=== Data shown ===
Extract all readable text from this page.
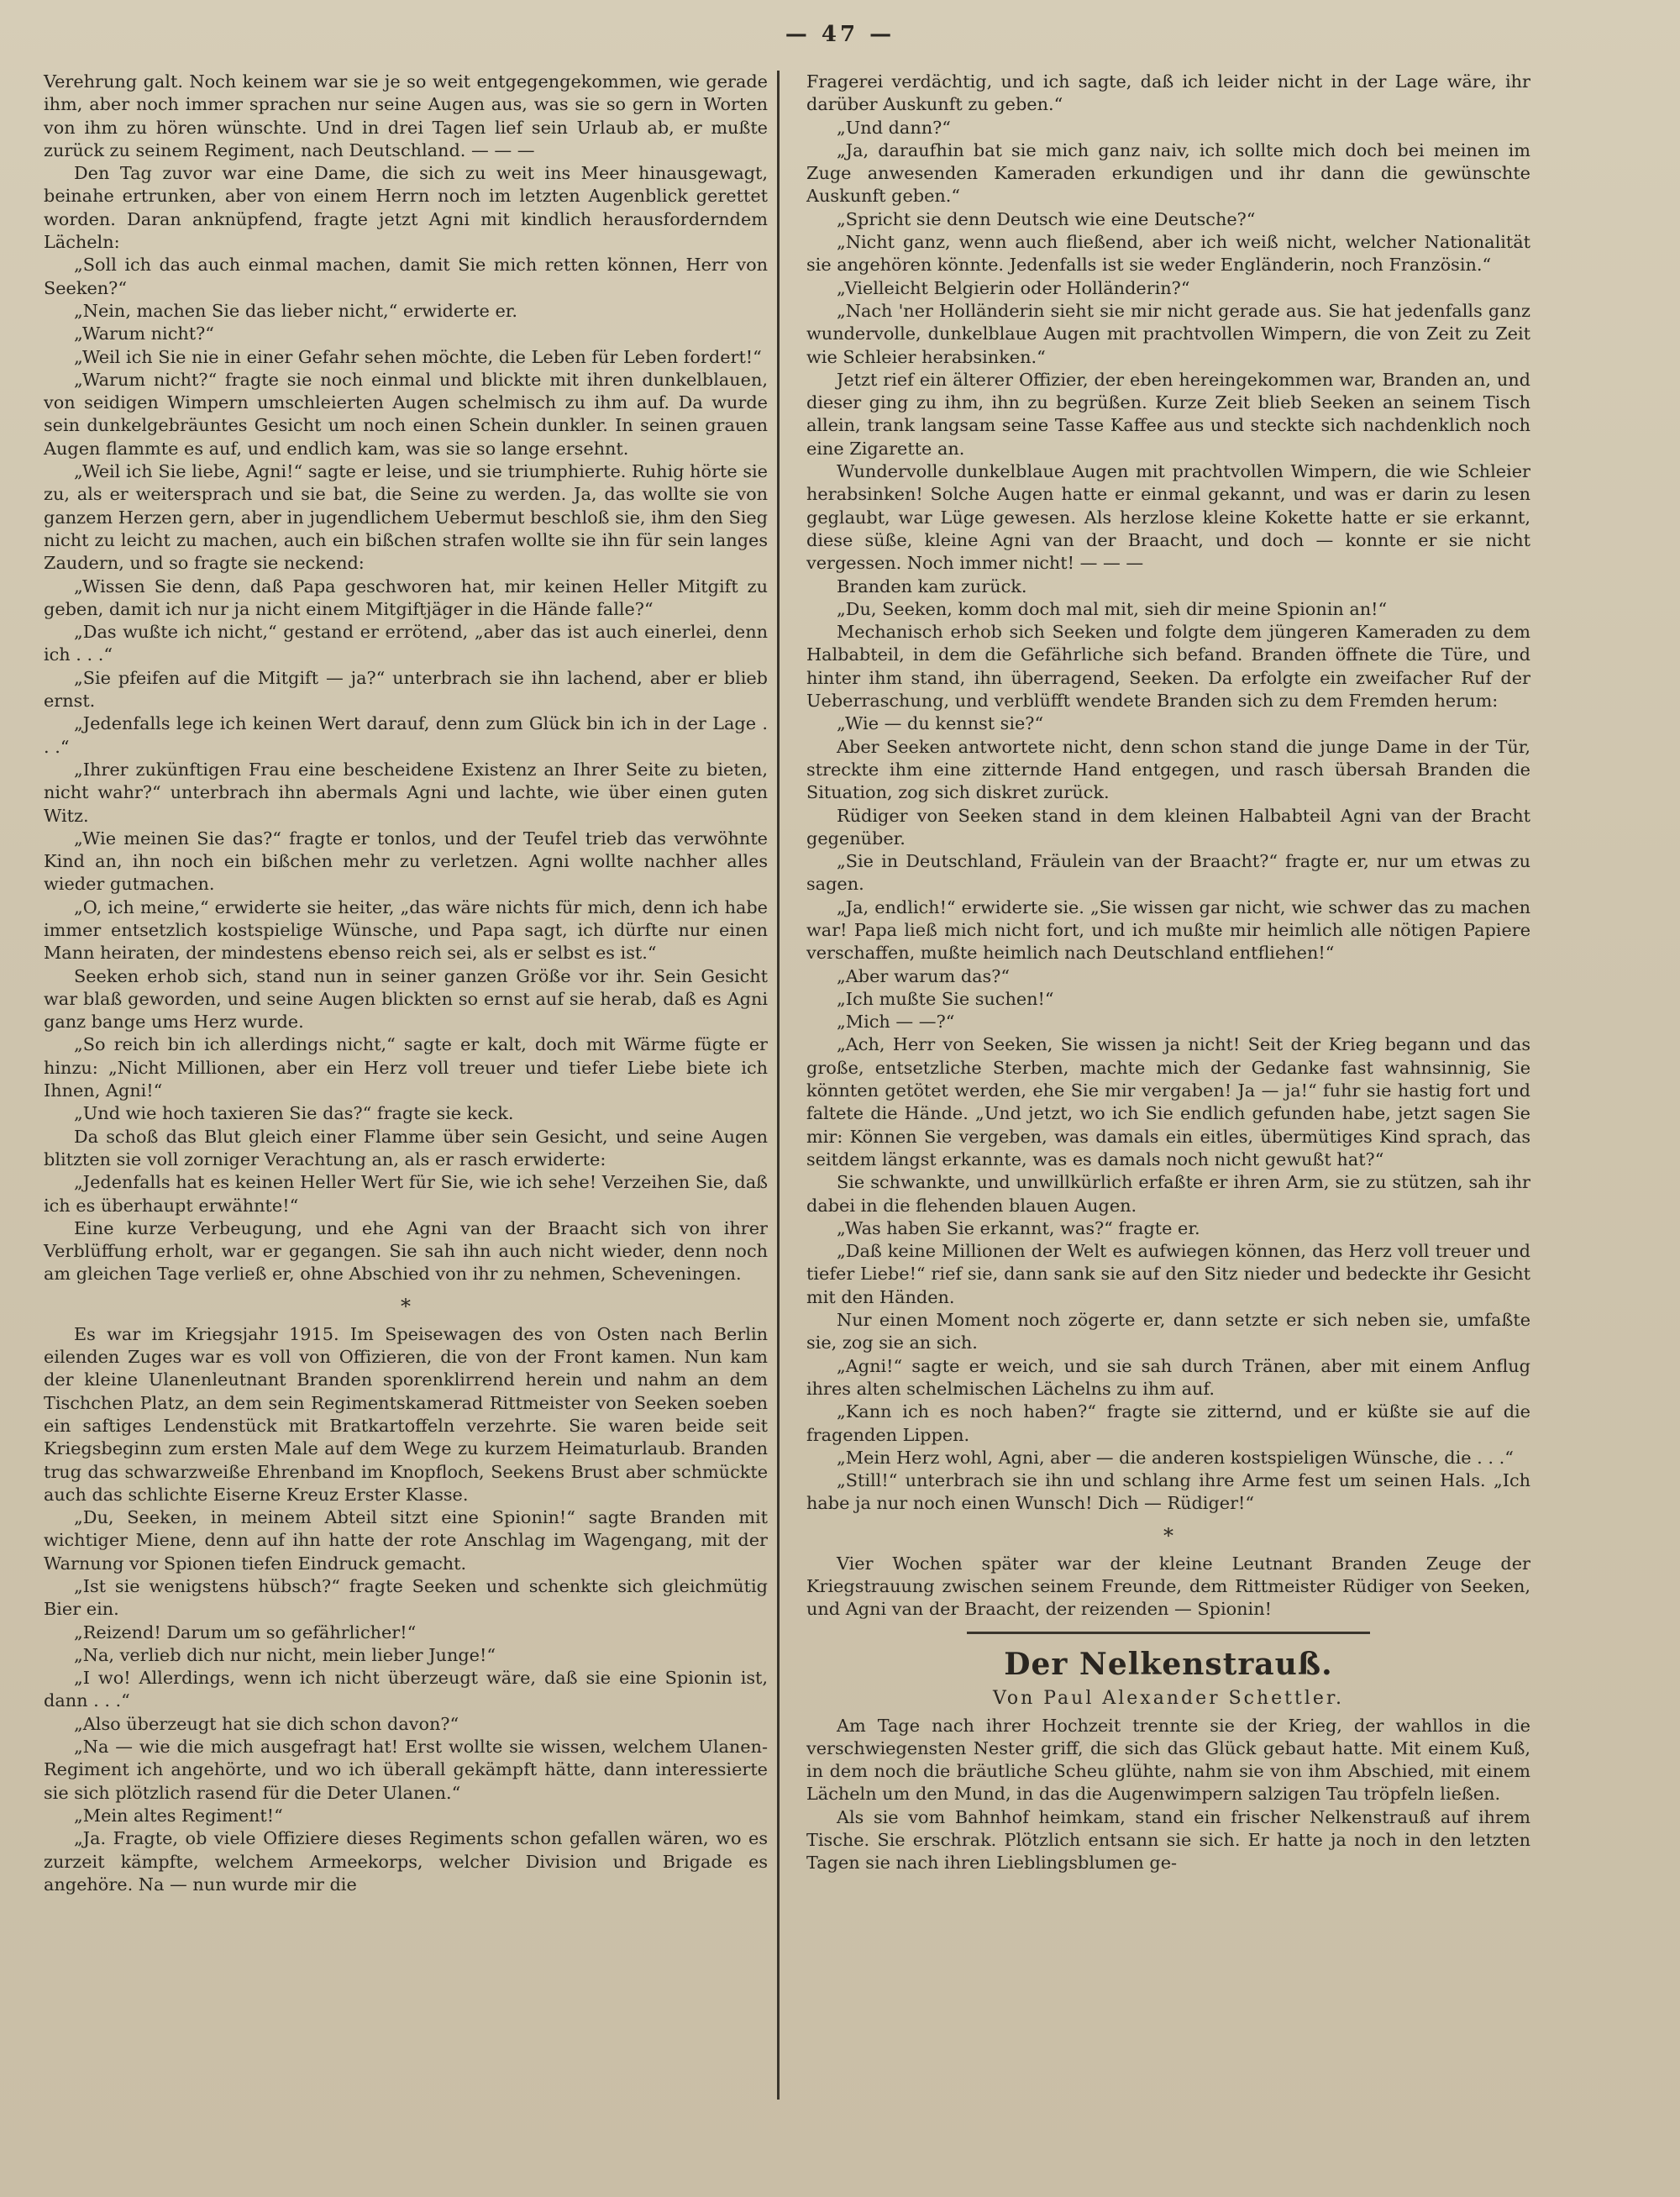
— 47 —

Verehrung galt. Noch keinem war sie je so weit entgegengekommen, wie gerade ihm, aber noch immer sprachen nur seine Augen aus, was sie so gern in Worten von ihm zu hören wünschte. Und in drei Tagen lief sein Urlaub ab, er mußte zurück zu seinem Regiment, nach Deutschland. — — —

Den Tag zuvor war eine Dame, die sich zu weit ins Meer hinausgewagt, beinahe ertrunken, aber von einem Herrn noch im letzten Augenblick gerettet worden. Daran anknüpfend, fragte jetzt Agni mit kindlich herausforderndem Lächeln:

„Soll ich das auch einmal machen, damit Sie mich retten können, Herr von Seeken?“

„Nein, machen Sie das lieber nicht,“ erwiderte er.

„Warum nicht?“

„Weil ich Sie nie in einer Gefahr sehen möchte, die Leben für Leben fordert!“

„Warum nicht?“ fragte sie noch einmal und blickte mit ihren dunkelblauen, von seidigen Wimpern umschleierten Augen schelmisch zu ihm auf. Da wurde sein dunkelgebräuntes Gesicht um noch einen Schein dunkler. In seinen grauen Augen flammte es auf, und endlich kam, was sie so lange ersehnt.

„Weil ich Sie liebe, Agni!“ sagte er leise, und sie triumphierte. Ruhig hörte sie zu, als er weitersprach und sie bat, die Seine zu werden. Ja, das wollte sie von ganzem Herzen gern, aber in jugendlichem Uebermut beschloß sie, ihm den Sieg nicht zu leicht zu machen, auch ein bißchen strafen wollte sie ihn für sein langes Zaudern, und so fragte sie neckend:

„Wissen Sie denn, daß Papa geschworen hat, mir keinen Heller Mitgift zu geben, damit ich nur ja nicht einem Mitgiftjäger in die Hände falle?“

„Das wußte ich nicht,“ gestand er errötend, „aber das ist auch einerlei, denn ich . . .“

„Sie pfeifen auf die Mitgift — ja?“ unterbrach sie ihn lachend, aber er blieb ernst.

„Jedenfalls lege ich keinen Wert darauf, denn zum Glück bin ich in der Lage . . .“

„Ihrer zukünftigen Frau eine bescheidene Existenz an Ihrer Seite zu bieten, nicht wahr?“ unterbrach ihn abermals Agni und lachte, wie über einen guten Witz.

„Wie meinen Sie das?“ fragte er tonlos, und der Teufel trieb das verwöhnte Kind an, ihn noch ein bißchen mehr zu verletzen. Agni wollte nachher alles wieder gutmachen.

„O, ich meine,“ erwiderte sie heiter, „das wäre nichts für mich, denn ich habe immer entsetzlich kostspielige Wünsche, und Papa sagt, ich dürfte nur einen Mann heiraten, der mindestens ebenso reich sei, als er selbst es ist.“

Seeken erhob sich, stand nun in seiner ganzen Größe vor ihr. Sein Gesicht war blaß geworden, und seine Augen blickten so ernst auf sie herab, daß es Agni ganz bange ums Herz wurde.

„So reich bin ich allerdings nicht,“ sagte er kalt, doch mit Wärme fügte er hinzu: „Nicht Millionen, aber ein Herz voll treuer und tiefer Liebe biete ich Ihnen, Agni!“

„Und wie hoch taxieren Sie das?“ fragte sie keck.

Da schoß das Blut gleich einer Flamme über sein Gesicht, und seine Augen blitzten sie voll zorniger Verachtung an, als er rasch erwiderte:

„Jedenfalls hat es keinen Heller Wert für Sie, wie ich sehe! Verzeihen Sie, daß ich es überhaupt erwähnte!“

Eine kurze Verbeugung, und ehe Agni van der Braacht sich von ihrer Verblüffung erholt, war er gegangen. Sie sah ihn auch nicht wieder, denn noch am gleichen Tage verließ er, ohne Abschied von ihr zu nehmen, Scheveningen.

*

Es war im Kriegsjahr 1915. Im Speisewagen des von Osten nach Berlin eilenden Zuges war es voll von Offizieren, die von der Front kamen. Nun kam der kleine Ulanenleutnant Branden sporenklirrend herein und nahm an dem Tischchen Platz, an dem sein Regimentskamerad Rittmeister von Seeken soeben ein saftiges Lendenstück mit Bratkartoffeln verzehrte. Sie waren beide seit Kriegsbeginn zum ersten Male auf dem Wege zu kurzem Heimaturlaub. Branden trug das schwarzweiße Ehrenband im Knopfloch, Seekens Brust aber schmückte auch das schlichte Eiserne Kreuz Erster Klasse.

„Du, Seeken, in meinem Abteil sitzt eine Spionin!“ sagte Branden mit wichtiger Miene, denn auf ihn hatte der rote Anschlag im Wagengang, mit der Warnung vor Spionen tiefen Eindruck gemacht.

„Ist sie wenigstens hübsch?“ fragte Seeken und schenkte sich gleichmütig Bier ein.

„Reizend! Darum um so gefährlicher!“

„Na, verlieb dich nur nicht, mein lieber Junge!“

„I wo! Allerdings, wenn ich nicht überzeugt wäre, daß sie eine Spionin ist, dann . . .“

„Also überzeugt hat sie dich schon davon?“

„Na — wie die mich ausgefragt hat! Erst wollte sie wissen, welchem Ulanen-Regiment ich angehörte, und wo ich überall gekämpft hätte, dann interessierte sie sich plötzlich rasend für die Deter Ulanen.“

„Mein altes Regiment!“

„Ja. Fragte, ob viele Offiziere dieses Regiments schon gefallen wären, wo es zurzeit kämpfte, welchem Armeekorps, welcher Division und Brigade es angehöre. Na — nun wurde mir die

Fragerei verdächtig, und ich sagte, daß ich leider nicht in der Lage wäre, ihr darüber Auskunft zu geben.“

„Und dann?“

„Ja, daraufhin bat sie mich ganz naiv, ich sollte mich doch bei meinen im Zuge anwesenden Kameraden erkundigen und ihr dann die gewünschte Auskunft geben.“

„Spricht sie denn Deutsch wie eine Deutsche?“

„Nicht ganz, wenn auch fließend, aber ich weiß nicht, welcher Nationalität sie angehören könnte. Jedenfalls ist sie weder Engländerin, noch Französin.“

„Vielleicht Belgierin oder Holländerin?“

„Nach 'ner Holländerin sieht sie mir nicht gerade aus. Sie hat jedenfalls ganz wundervolle, dunkelblaue Augen mit prachtvollen Wimpern, die von Zeit zu Zeit wie Schleier herabsinken.“

Jetzt rief ein älterer Offizier, der eben hereingekommen war, Branden an, und dieser ging zu ihm, ihn zu begrüßen. Kurze Zeit blieb Seeken an seinem Tisch allein, trank langsam seine Tasse Kaffee aus und steckte sich nachdenklich noch eine Zigarette an.

Wundervolle dunkelblaue Augen mit prachtvollen Wimpern, die wie Schleier herabsinken! Solche Augen hatte er einmal gekannt, und was er darin zu lesen geglaubt, war Lüge gewesen. Als herzlose kleine Kokette hatte er sie erkannt, diese süße, kleine Agni van der Braacht, und doch — konnte er sie nicht vergessen. Noch immer nicht! — — —

Branden kam zurück.

„Du, Seeken, komm doch mal mit, sieh dir meine Spionin an!“

Mechanisch erhob sich Seeken und folgte dem jüngeren Kameraden zu dem Halbabteil, in dem die Gefährliche sich befand. Branden öffnete die Türe, und hinter ihm stand, ihn überragend, Seeken. Da erfolgte ein zweifacher Ruf der Ueberraschung, und verblüfft wendete Branden sich zu dem Fremden herum:

„Wie — du kennst sie?“

Aber Seeken antwortete nicht, denn schon stand die junge Dame in der Tür, streckte ihm eine zitternde Hand entgegen, und rasch übersah Branden die Situation, zog sich diskret zurück.

Rüdiger von Seeken stand in dem kleinen Halbabteil Agni van der Bracht gegenüber.

„Sie in Deutschland, Fräulein van der Braacht?“ fragte er, nur um etwas zu sagen.

„Ja, endlich!“ erwiderte sie. „Sie wissen gar nicht, wie schwer das zu machen war! Papa ließ mich nicht fort, und ich mußte mir heimlich alle nötigen Papiere verschaffen, mußte heimlich nach Deutschland entfliehen!“

„Aber warum das?“

„Ich mußte Sie suchen!“

„Mich — —?“

„Ach, Herr von Seeken, Sie wissen ja nicht! Seit der Krieg begann und das große, entsetzliche Sterben, machte mich der Gedanke fast wahnsinnig, Sie könnten getötet werden, ehe Sie mir vergaben! Ja — ja!“ fuhr sie hastig fort und faltete die Hände. „Und jetzt, wo ich Sie endlich gefunden habe, jetzt sagen Sie mir: Können Sie vergeben, was damals ein eitles, übermütiges Kind sprach, das seitdem längst erkannte, was es damals noch nicht gewußt hat?“

Sie schwankte, und unwillkürlich erfaßte er ihren Arm, sie zu stützen, sah ihr dabei in die flehenden blauen Augen.

„Was haben Sie erkannt, was?“ fragte er.

„Daß keine Millionen der Welt es aufwiegen können, das Herz voll treuer und tiefer Liebe!“ rief sie, dann sank sie auf den Sitz nieder und bedeckte ihr Gesicht mit den Händen.

Nur einen Moment noch zögerte er, dann setzte er sich neben sie, umfaßte sie, zog sie an sich.

„Agni!“ sagte er weich, und sie sah durch Tränen, aber mit einem Anflug ihres alten schelmischen Lächelns zu ihm auf.

„Kann ich es noch haben?“ fragte sie zitternd, und er küßte sie auf die fragenden Lippen.

„Mein Herz wohl, Agni, aber — die anderen kostspieligen Wünsche, die . . .“

„Still!“ unterbrach sie ihn und schlang ihre Arme fest um seinen Hals. „Ich habe ja nur noch einen Wunsch! Dich — Rüdiger!“

*

Vier Wochen später war der kleine Leutnant Branden Zeuge der Kriegstrauung zwischen seinem Freunde, dem Rittmeister Rüdiger von Seeken, und Agni van der Braacht, der reizenden — Spionin!

Der Nelkenstrauß.
Von Paul Alexander Schettler.

Am Tage nach ihrer Hochzeit trennte sie der Krieg, der wahllos in die verschwiegensten Nester griff, die sich das Glück gebaut hatte. Mit einem Kuß, in dem noch die bräutliche Scheu glühte, nahm sie von ihm Abschied, mit einem Lächeln um den Mund, in das die Augenwimpern salzigen Tau tröpfeln ließen.

Als sie vom Bahnhof heimkam, stand ein frischer Nelkenstrauß auf ihrem Tische. Sie erschrak. Plötzlich entsann sie sich. Er hatte ja noch in den letzten Tagen sie nach ihren Lieblingsblumen ge-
===
→ Task to complete:
Find how many of the lines above have the word "lieber" in them. State only that number.

→ Task answer:
2